### Items
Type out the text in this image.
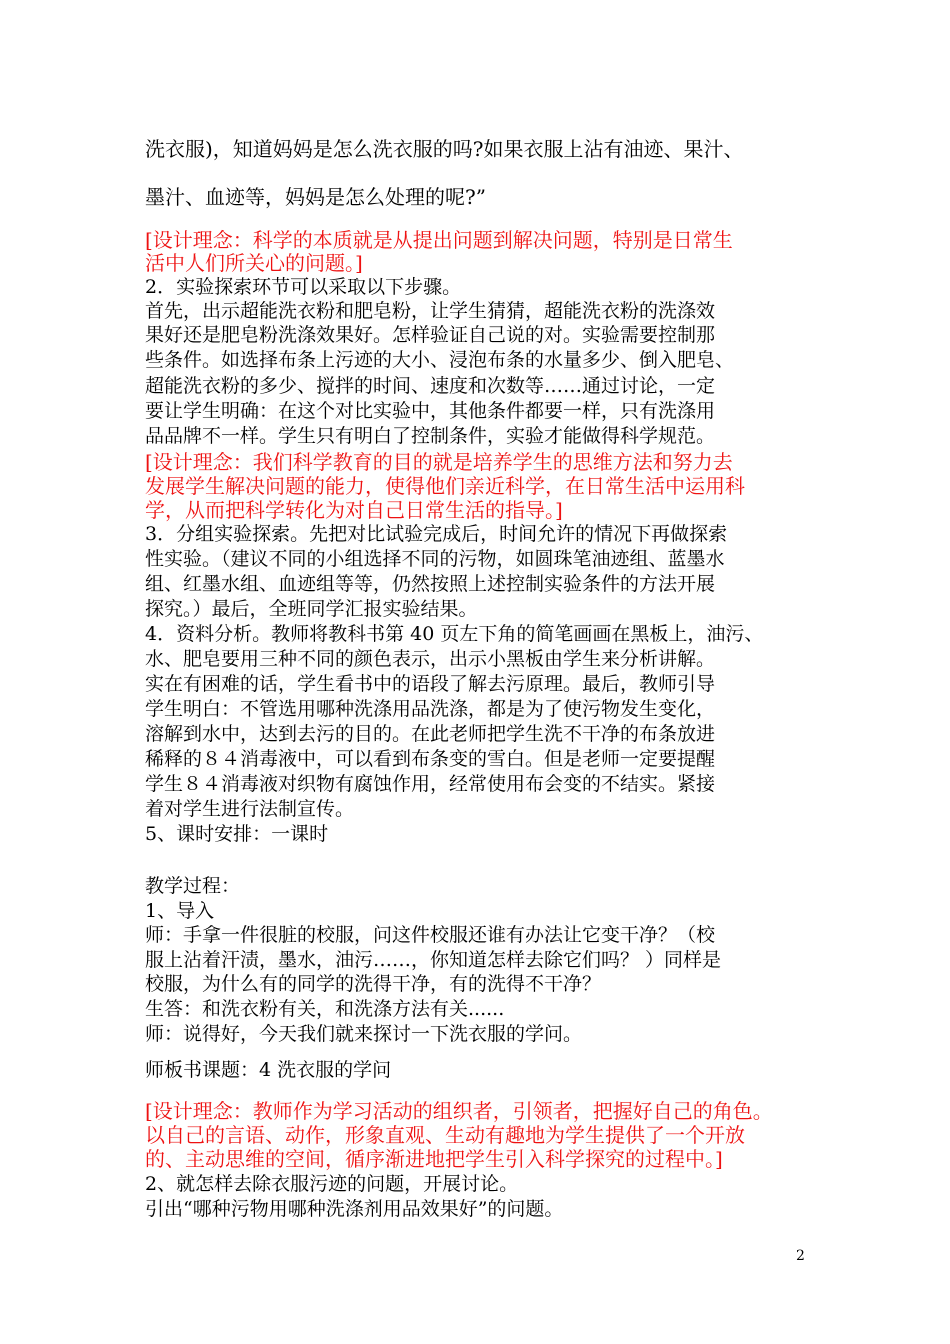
洗衣服)，知道妈妈是怎么洗衣服的吗?如果衣服上沾有油迹、果汁、
墨汁、血迹等，妈妈是怎么处理的呢?”
[设计理念：科学的本质就是从提出问题到解决问题，特别是日常生
活中人们所关心的问题。]
2．实验探索环节可以采取以下步骤。
首先，出示超能洗衣粉和肥皂粉，让学生猜猜，超能洗衣粉的洗涤效
果好还是肥皂粉洗涤效果好。怎样验证自己说的对。实验需要控制那
些条件。如选择布条上污迹的大小、浸泡布条的水量多少、倒入肥皂、
超能洗衣粉的多少、搅拌的时间、速度和次数等……通过讨论，一定
要让学生明确：在这个对比实验中，其他条件都要一样，只有洗涤用
品品牌不一样。学生只有明白了控制条件，实验才能做得科学规范。
[设计理念：我们科学教育的目的就是培养学生的思维方法和努力去
发展学生解决问题的能力，使得他们亲近科学，在日常生活中运用科
学，从而把科学转化为对自己日常生活的指导。]
3．分组实验探索。先把对比试验完成后，时间允许的情况下再做探索
性实验。（建议不同的小组选择不同的污物，如圆珠笔油迹组、蓝墨水
组、红墨水组、血迹组等等，仍然按照上述控制实验条件的方法开展
探究。）最后，全班同学汇报实验结果。
4．资料分析。教师将教科书第 40 页左下角的简笔画画在黑板上，油污、
水、肥皂要用三种不同的颜色表示，出示小黑板由学生来分析讲解。
实在有困难的话，学生看书中的语段了解去污原理。最后，教师引导
学生明白：不管选用哪种洗涤用品洗涤，都是为了使污物发生变化，
溶解到水中，达到去污的目的。在此老师把学生洗不干净的布条放进
稀释的８４消毒液中，可以看到布条变的雪白。但是老师一定要提醒
学生８４消毒液对织物有腐蚀作用，经常使用布会变的不结实。紧接
着对学生进行法制宣传。
5、课时安排：一课时
教学过程：
1、导入
师：手拿一件很脏的校服，问这件校服还谁有办法让它变干净？（校
服上沾着汗渍，墨水，油污……，你知道怎样去除它们吗？ ）同样是
校服，为什么有的同学的洗得干净，有的洗得不干净？
生答：和洗衣粉有关，和洗涤方法有关......
师：说得好，今天我们就来探讨一下洗衣服的学问。
师板书课题：4 洗衣服的学问
[设计理念：教师作为学习活动的组织者，引领者，把握好自己的角色。
以自己的言语、动作，形象直观、生动有趣地为学生提供了一个开放
的、主动思维的空间，循序渐进地把学生引入科学探究的过程中。]
2、就怎样去除衣服污迹的问题，开展讨论。
引出“哪种污物用哪种洗涤剂用品效果好”的问题。
2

### Exercise description
Your copy of the data above should match it exactly, except that pictures are left out.

### Exercise response
Type out the text in this image.
洗衣服)，知道妈妈是怎么洗衣服的吗?如果衣服上沾有油迹、果汁、
墨汁、血迹等，妈妈是怎么处理的呢?”
[设计理念：科学的本质就是从提出问题到解决问题，特别是日常生
活中人们所关心的问题。]
2．实验探索环节可以采取以下步骤。
首先，出示超能洗衣粉和肥皂粉，让学生猜猜，超能洗衣粉的洗涤效
果好还是肥皂粉洗涤效果好。怎样验证自己说的对。实验需要控制那
些条件。如选择布条上污迹的大小、浸泡布条的水量多少、倒入肥皂、
超能洗衣粉的多少、搅拌的时间、速度和次数等……通过讨论，一定
要让学生明确：在这个对比实验中，其他条件都要一样，只有洗涤用
品品牌不一样。学生只有明白了控制条件，实验才能做得科学规范。
[设计理念：我们科学教育的目的就是培养学生的思维方法和努力去
发展学生解决问题的能力，使得他们亲近科学，在日常生活中运用科
学，从而把科学转化为对自己日常生活的指导。]
3．分组实验探索。先把对比试验完成后，时间允许的情况下再做探索
性实验。（建议不同的小组选择不同的污物，如圆珠笔油迹组、蓝墨水
组、红墨水组、血迹组等等，仍然按照上述控制实验条件的方法开展
探究。）最后，全班同学汇报实验结果。
4．资料分析。教师将教科书第 40 页左下角的简笔画画在黑板上，油污、
水、肥皂要用三种不同的颜色表示，出示小黑板由学生来分析讲解。
实在有困难的话，学生看书中的语段了解去污原理。最后，教师引导
学生明白：不管选用哪种洗涤用品洗涤，都是为了使污物发生变化，
溶解到水中，达到去污的目的。在此老师把学生洗不干净的布条放进
稀释的８４消毒液中，可以看到布条变的雪白。但是老师一定要提醒
学生８４消毒液对织物有腐蚀作用，经常使用布会变的不结实。紧接
着对学生进行法制宣传。
5、课时安排：一课时
教学过程：
1、导入
师：手拿一件很脏的校服，问这件校服还谁有办法让它变干净？（校
服上沾着汗渍，墨水，油污……，你知道怎样去除它们吗？ ）同样是
校服，为什么有的同学的洗得干净，有的洗得不干净？
生答：和洗衣粉有关，和洗涤方法有关......
师：说得好，今天我们就来探讨一下洗衣服的学问。
师板书课题：4 洗衣服的学问
[设计理念：教师作为学习活动的组织者，引领者，把握好自己的角色。
以自己的言语、动作，形象直观、生动有趣地为学生提供了一个开放
的、主动思维的空间，循序渐进地把学生引入科学探究的过程中。]
2、就怎样去除衣服污迹的问题，开展讨论。
引出“哪种污物用哪种洗涤剂用品效果好”的问题。
2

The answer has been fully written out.